__WHAT THE EXERCISE ASKS__:
Write what comes next in the forum post about setting up a Let's Encrypt wildcard certificate, starting right after its final question.

I'll try to be as clear as I can. In this server I have debian 8. I'm trying to make a Let's Encrypt SSL Wildcard domain. I got it for the main domain: "fakturo.org", but no for "yipies.fakturo.org" that shows the clasic "Warning: Potential Security Risk Ahead" The website config is: After install 3.14p2 and edit the website SSL tab, two records CAA was inserted in it's DNS Zone. Number 2 Can be edited Well. I checked Use Wildcard SSL but nothing changed. Number 1 give an error on regex when I try to save. This is the first view when I go to edit. Then I check Use Wildcard SSL and save and gives that error. name_error_regex and changes the readonly field from '*.fakturo.org' to just '*' (The '*' seems to be the problem.) Can you point me in the right direction to get Let's Encrypt wildcard SSL ?

__SUPPLIED MATERIAL__:
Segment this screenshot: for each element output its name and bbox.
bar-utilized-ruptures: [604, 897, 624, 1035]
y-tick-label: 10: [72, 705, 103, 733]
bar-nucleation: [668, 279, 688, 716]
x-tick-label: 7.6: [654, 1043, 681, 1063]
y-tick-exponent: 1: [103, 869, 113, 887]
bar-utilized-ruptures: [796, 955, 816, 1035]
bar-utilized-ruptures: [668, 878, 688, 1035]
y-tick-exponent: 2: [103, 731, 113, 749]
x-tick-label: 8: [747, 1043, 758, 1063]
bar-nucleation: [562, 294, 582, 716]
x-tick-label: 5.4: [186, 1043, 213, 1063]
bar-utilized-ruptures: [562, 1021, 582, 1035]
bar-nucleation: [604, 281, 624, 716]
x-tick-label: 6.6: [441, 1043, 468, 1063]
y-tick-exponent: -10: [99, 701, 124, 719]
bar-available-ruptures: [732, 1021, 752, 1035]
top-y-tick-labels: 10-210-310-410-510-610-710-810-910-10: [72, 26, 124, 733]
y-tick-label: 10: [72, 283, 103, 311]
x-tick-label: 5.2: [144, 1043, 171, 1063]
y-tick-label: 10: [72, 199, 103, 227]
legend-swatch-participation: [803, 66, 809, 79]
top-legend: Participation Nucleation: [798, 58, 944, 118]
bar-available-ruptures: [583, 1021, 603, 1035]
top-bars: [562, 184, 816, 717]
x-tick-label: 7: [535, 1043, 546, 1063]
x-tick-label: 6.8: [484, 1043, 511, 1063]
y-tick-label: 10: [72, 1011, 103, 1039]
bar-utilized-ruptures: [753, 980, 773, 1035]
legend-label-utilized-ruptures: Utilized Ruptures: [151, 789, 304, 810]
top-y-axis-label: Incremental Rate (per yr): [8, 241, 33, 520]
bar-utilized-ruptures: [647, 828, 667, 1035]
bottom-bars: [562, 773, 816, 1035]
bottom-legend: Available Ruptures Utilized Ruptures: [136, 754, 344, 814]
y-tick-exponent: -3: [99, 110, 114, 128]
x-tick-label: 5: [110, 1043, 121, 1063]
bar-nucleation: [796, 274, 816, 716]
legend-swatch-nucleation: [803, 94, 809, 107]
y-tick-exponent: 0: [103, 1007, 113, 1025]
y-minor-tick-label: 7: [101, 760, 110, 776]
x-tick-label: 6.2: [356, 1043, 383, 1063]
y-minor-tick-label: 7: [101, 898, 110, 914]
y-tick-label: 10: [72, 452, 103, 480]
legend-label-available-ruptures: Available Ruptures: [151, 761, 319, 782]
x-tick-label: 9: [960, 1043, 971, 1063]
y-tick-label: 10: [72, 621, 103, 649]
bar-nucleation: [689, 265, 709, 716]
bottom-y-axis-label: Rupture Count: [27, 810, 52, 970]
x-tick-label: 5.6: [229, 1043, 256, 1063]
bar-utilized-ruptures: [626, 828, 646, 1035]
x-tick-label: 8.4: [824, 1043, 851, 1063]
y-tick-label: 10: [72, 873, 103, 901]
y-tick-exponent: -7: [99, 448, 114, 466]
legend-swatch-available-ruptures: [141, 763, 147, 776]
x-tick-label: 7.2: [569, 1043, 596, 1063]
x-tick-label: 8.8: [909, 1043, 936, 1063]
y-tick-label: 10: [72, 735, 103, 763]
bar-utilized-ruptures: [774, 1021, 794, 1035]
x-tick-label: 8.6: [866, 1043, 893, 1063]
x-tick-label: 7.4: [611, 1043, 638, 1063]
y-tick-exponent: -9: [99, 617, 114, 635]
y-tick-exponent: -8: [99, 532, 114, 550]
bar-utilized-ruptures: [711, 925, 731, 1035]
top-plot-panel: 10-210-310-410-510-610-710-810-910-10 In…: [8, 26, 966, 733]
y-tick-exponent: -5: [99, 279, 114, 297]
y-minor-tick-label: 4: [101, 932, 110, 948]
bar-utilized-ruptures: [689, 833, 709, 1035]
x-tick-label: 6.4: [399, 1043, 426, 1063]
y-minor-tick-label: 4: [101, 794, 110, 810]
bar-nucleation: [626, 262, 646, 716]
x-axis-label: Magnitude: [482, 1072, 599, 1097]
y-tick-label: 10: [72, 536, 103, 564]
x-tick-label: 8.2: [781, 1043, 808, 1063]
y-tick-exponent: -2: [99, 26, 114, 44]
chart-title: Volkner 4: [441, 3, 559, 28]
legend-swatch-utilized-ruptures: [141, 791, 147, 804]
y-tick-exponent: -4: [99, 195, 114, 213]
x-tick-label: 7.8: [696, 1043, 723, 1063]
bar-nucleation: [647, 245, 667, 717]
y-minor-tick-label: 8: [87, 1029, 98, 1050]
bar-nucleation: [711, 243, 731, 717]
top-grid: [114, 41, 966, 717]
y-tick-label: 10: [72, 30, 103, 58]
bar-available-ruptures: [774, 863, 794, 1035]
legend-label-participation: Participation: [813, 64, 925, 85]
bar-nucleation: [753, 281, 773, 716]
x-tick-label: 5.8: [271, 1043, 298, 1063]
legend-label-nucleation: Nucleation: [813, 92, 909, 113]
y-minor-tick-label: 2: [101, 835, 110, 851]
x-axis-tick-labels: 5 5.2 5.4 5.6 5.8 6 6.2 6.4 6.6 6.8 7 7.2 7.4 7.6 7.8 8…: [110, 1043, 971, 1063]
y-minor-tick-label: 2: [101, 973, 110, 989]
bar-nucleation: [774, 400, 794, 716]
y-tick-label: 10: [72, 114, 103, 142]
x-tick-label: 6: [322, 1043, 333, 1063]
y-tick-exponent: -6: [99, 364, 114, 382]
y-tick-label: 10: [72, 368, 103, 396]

__EXERCISE ANSWER__:
The CAA record is not directly related to the SSL cert or in other words, the purpose of a CAA record is to tell the SSL authority if it may issue a cert at all for your domain. If the CAA would have been wrong, then you would not have got an SSL cert from LE at all. As you got an SSL cert, your issue is not the CAA record. In ISPConfig you can not get wildcard LE SSL certs and that's why you did not get one. Wildcard SSL certs require DNS authentication and ISPConfig supports only webroot authentication. So there is no issue with CAA records here, ISPConfig just does not support wildcard LE certs yet due to the requirement of DNS auth. There are several posts about that in the forum btw.
Use Internet Search Engines with Code: site:howtoforge.com Let's Encrypt wildcard SSL For example this page found with that search looks informative: https://www.howtoforge.com/communit...encrypt-manual-install-on-one-web-site.80315/ You are also missing dot at end of *.facturo.org CAA entry in your DNS.
Thanks guys, Very clear Till, and also Taleman on how to search specifically. I’ll research about make it manually. But the issue part, I still have a doubt, I’ve talked about I can’t edit the CAA record added automatically by ISPConfig with * by the ‘name_error_regex’ system notice. (I can’t add it a dot or anything) Is this ok because ISPConfig does not support wildcard LE certs yet? Thanks!
Don't enter anything into the additional hostnames field, all you have to do is to tick the wildcard checkbox. As the description of the field says, it has to be empty for all hostnames.
Additional hostnames is readonly. After tick the wildcard checkbox, I can’t save the record by the error.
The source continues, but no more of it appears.